>>>

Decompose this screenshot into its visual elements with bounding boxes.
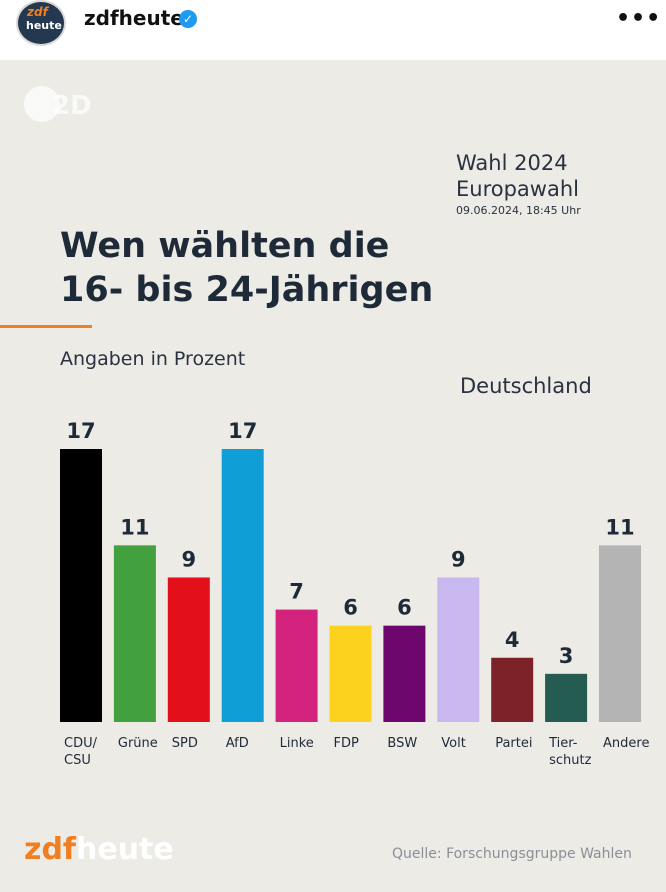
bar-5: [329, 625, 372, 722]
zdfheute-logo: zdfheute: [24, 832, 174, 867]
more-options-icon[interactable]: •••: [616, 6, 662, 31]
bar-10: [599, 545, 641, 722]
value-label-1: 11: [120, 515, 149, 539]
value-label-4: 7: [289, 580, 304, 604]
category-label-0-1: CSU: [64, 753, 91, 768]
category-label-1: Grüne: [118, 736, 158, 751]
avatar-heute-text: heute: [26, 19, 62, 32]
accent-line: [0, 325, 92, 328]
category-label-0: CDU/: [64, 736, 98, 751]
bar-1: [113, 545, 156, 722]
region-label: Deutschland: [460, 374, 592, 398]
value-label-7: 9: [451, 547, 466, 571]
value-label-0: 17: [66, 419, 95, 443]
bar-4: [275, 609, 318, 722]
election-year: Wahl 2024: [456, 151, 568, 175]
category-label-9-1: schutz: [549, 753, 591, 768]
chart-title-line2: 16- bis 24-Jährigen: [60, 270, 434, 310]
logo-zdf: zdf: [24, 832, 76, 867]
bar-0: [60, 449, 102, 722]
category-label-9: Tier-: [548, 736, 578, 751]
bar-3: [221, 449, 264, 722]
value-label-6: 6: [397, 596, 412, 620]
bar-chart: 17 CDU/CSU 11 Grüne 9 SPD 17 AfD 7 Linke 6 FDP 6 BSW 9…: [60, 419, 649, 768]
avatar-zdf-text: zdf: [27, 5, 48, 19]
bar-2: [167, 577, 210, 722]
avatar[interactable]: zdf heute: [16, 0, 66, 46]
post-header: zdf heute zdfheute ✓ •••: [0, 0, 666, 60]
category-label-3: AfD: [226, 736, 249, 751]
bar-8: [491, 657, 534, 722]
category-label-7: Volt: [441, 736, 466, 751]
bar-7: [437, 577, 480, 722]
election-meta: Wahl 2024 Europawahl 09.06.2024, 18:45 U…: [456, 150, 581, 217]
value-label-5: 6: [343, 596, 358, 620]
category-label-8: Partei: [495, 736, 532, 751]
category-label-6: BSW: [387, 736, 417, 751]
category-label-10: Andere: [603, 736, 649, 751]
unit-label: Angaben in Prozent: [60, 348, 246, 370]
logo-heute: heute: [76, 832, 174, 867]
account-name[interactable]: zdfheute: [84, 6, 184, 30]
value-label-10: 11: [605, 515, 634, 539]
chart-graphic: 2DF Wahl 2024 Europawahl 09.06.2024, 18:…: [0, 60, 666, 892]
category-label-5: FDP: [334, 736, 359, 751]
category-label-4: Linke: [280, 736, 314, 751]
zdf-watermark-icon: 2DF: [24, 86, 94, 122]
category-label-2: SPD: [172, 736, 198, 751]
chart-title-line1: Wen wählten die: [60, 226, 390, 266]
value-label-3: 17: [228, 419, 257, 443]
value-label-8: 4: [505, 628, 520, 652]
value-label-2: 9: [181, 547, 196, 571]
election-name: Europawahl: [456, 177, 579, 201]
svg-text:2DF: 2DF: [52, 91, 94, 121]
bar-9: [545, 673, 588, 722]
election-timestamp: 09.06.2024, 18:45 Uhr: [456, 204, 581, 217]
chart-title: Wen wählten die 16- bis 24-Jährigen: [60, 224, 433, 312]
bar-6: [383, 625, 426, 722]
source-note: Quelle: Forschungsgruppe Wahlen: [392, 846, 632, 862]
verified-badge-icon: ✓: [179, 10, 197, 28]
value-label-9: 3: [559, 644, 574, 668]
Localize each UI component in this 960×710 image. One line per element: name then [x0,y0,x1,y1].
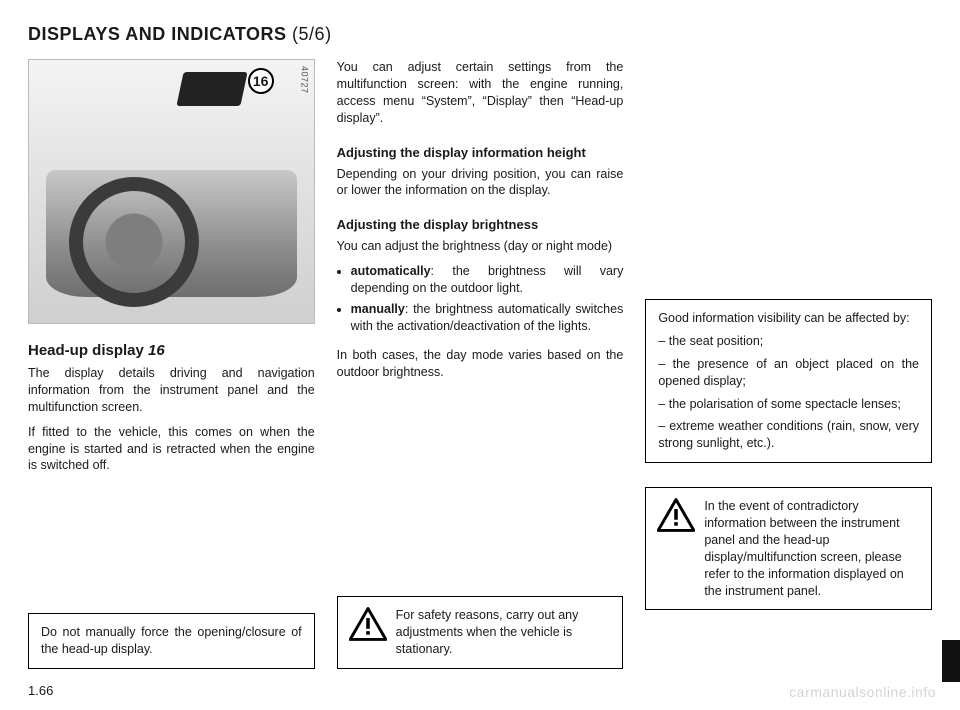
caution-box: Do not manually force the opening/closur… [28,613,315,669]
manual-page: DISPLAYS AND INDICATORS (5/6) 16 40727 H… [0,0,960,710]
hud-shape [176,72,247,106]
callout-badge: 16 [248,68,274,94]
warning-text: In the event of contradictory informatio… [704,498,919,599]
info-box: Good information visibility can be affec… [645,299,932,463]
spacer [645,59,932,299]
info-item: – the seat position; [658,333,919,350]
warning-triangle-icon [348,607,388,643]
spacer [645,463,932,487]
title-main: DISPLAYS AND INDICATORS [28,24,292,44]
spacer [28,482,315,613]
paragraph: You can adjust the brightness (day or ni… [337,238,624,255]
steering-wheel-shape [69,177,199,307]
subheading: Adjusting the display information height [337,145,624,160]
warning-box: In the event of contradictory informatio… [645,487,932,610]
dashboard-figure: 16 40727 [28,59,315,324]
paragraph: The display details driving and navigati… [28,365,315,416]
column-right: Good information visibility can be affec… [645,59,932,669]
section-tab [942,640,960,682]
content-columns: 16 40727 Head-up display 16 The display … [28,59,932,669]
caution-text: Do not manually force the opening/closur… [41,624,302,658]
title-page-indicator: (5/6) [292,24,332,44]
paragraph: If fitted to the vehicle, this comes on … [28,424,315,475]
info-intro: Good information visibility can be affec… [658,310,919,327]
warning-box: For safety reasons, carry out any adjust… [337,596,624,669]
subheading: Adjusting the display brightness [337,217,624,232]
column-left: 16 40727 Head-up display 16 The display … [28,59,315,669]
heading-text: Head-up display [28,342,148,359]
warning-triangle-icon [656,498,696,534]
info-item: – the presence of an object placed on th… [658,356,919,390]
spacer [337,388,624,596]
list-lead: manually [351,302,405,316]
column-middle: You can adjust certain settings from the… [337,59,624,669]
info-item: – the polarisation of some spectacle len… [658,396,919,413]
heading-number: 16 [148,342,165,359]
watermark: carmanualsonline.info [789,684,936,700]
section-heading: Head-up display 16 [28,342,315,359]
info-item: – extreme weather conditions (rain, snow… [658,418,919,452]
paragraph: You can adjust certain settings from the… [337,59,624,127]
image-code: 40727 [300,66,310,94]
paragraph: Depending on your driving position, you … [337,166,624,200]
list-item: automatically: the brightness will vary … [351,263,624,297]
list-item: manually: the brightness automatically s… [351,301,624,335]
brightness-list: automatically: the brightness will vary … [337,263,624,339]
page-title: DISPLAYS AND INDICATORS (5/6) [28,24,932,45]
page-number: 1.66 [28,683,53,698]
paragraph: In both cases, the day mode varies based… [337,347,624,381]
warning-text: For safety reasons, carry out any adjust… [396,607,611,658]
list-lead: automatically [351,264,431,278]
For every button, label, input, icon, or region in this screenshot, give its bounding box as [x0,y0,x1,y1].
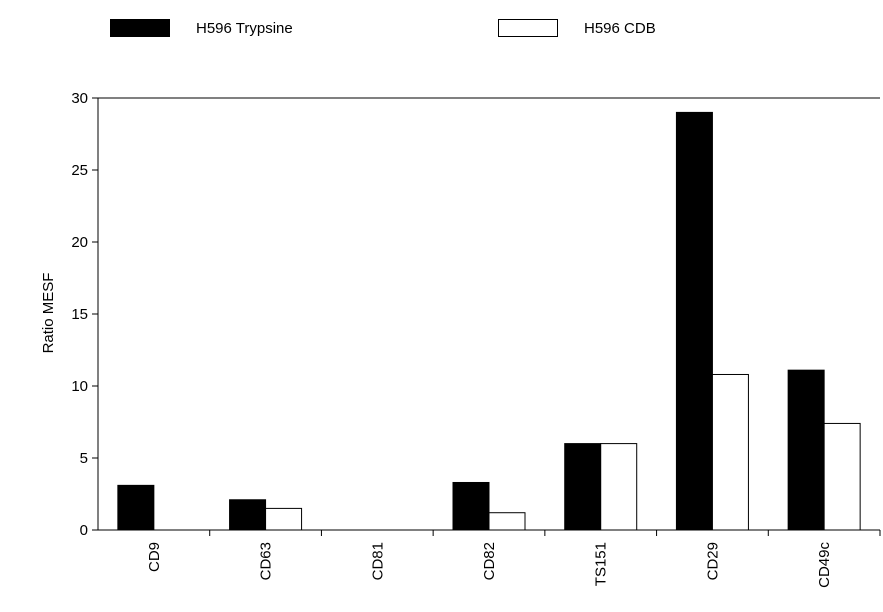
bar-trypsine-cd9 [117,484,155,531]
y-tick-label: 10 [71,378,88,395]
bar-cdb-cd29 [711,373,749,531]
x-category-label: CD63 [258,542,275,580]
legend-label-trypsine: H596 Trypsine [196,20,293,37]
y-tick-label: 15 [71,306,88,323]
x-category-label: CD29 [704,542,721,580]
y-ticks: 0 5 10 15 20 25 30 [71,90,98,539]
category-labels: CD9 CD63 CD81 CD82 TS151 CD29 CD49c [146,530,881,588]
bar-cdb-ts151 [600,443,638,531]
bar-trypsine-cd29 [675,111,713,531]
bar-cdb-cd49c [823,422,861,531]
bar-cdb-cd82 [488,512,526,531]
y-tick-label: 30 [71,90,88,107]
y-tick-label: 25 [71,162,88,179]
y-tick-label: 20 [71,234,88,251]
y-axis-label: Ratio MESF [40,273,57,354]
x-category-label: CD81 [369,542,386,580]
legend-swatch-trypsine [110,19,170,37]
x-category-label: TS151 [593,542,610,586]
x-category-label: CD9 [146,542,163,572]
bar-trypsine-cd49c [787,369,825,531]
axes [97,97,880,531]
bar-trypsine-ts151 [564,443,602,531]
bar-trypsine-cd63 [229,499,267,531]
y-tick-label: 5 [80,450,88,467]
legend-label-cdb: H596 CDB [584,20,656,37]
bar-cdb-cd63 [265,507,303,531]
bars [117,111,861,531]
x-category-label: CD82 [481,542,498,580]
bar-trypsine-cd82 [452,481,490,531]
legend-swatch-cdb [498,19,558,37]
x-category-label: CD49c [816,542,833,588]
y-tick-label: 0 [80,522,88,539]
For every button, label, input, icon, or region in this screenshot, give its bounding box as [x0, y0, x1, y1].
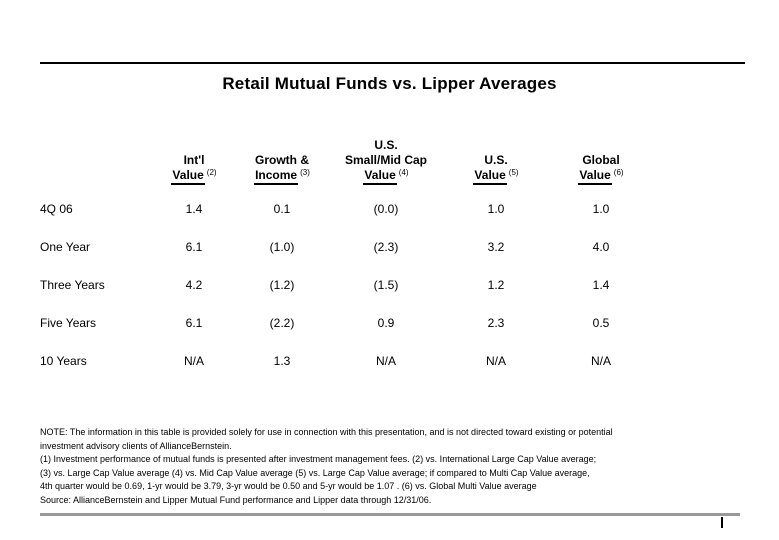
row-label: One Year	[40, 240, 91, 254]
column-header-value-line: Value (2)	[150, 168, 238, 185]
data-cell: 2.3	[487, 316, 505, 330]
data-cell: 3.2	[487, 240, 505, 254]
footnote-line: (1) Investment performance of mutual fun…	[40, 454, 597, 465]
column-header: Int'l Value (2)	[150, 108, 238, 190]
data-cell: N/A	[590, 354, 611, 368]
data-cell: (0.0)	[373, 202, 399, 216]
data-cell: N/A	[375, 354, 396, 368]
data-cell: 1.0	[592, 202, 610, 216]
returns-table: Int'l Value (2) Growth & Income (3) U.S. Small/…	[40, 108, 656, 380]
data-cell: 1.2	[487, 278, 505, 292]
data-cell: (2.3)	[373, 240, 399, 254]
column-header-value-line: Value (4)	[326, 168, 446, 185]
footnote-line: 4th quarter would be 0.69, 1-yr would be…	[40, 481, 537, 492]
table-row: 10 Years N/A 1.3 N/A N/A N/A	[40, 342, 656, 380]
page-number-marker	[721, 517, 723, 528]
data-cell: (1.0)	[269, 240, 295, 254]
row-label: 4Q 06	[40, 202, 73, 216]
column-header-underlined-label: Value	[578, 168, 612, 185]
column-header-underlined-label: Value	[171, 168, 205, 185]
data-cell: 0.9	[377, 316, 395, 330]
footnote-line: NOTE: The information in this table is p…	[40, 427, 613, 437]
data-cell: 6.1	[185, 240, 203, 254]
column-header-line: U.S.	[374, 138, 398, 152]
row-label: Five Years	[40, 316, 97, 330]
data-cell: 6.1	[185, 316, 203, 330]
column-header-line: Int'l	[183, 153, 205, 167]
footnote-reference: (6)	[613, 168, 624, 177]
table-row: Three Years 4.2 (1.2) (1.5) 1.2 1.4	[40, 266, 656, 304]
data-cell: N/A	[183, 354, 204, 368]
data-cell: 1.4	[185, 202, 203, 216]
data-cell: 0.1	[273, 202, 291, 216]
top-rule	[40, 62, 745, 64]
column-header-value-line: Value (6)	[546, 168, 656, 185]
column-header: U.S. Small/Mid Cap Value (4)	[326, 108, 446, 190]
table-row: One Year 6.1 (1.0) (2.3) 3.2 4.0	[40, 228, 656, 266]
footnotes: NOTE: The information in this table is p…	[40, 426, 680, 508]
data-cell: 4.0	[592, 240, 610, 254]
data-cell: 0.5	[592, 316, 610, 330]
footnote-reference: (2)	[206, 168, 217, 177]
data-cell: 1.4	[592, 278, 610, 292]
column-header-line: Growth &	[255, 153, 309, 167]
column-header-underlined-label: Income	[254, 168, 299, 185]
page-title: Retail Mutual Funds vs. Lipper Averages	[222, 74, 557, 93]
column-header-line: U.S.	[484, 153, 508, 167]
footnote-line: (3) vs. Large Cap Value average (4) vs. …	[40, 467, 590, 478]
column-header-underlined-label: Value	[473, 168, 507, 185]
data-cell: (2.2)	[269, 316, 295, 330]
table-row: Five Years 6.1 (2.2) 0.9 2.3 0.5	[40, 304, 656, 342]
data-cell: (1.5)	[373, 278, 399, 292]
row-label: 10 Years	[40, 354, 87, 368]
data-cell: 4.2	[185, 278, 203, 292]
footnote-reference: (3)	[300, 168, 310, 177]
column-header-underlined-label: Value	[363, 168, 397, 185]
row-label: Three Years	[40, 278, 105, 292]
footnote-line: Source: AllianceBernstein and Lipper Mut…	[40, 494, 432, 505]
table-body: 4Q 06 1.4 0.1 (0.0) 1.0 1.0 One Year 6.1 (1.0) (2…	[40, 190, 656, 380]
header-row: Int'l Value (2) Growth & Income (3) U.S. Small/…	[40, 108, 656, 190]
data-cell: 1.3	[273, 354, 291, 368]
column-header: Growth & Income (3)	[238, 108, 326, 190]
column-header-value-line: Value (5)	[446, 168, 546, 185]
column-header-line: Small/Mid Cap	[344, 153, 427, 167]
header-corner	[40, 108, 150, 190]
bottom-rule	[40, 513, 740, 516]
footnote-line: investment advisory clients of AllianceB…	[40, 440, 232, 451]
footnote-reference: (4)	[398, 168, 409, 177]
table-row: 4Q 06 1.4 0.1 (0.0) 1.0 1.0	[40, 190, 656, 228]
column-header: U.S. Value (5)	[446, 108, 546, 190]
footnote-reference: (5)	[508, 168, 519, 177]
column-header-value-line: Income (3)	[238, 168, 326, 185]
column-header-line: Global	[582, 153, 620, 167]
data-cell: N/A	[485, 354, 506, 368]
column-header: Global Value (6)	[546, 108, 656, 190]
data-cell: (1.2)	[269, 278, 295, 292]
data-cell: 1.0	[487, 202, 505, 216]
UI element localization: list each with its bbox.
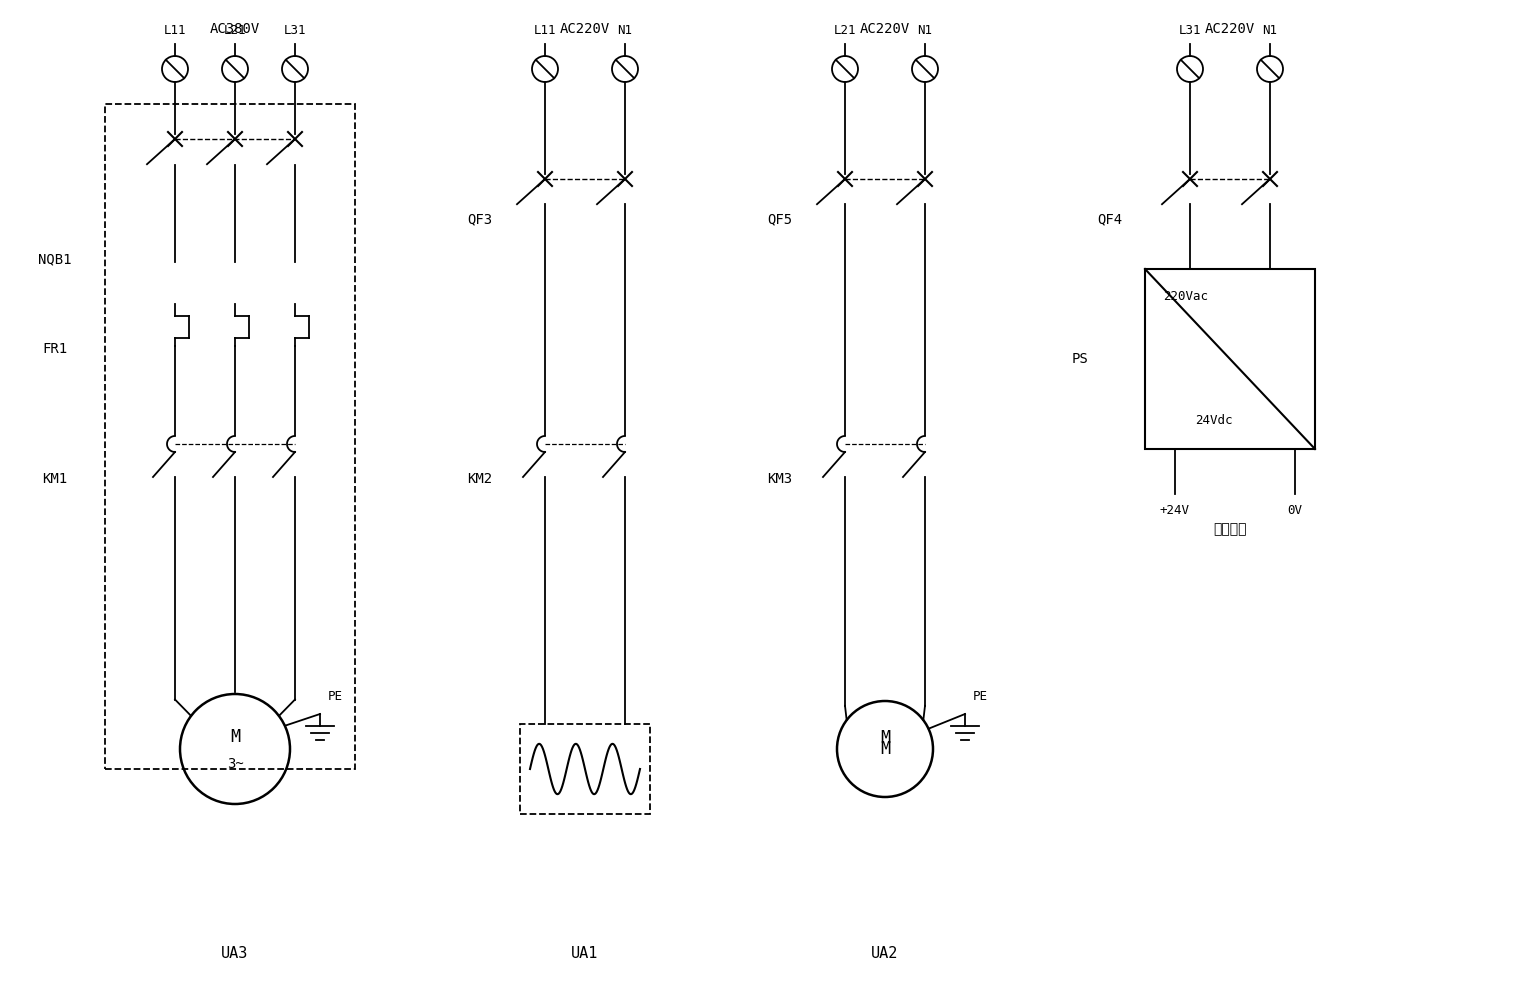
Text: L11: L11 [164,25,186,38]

<<<

▸ **AIM**
List every line in the items above that contains the word "spacer", matching case exactly.

▸ **SOLUTION TO THIS EXERCISE**
spacer [645,59,932,299]
spacer [645,463,932,487]
spacer [28,482,315,613]
spacer [337,388,624,596]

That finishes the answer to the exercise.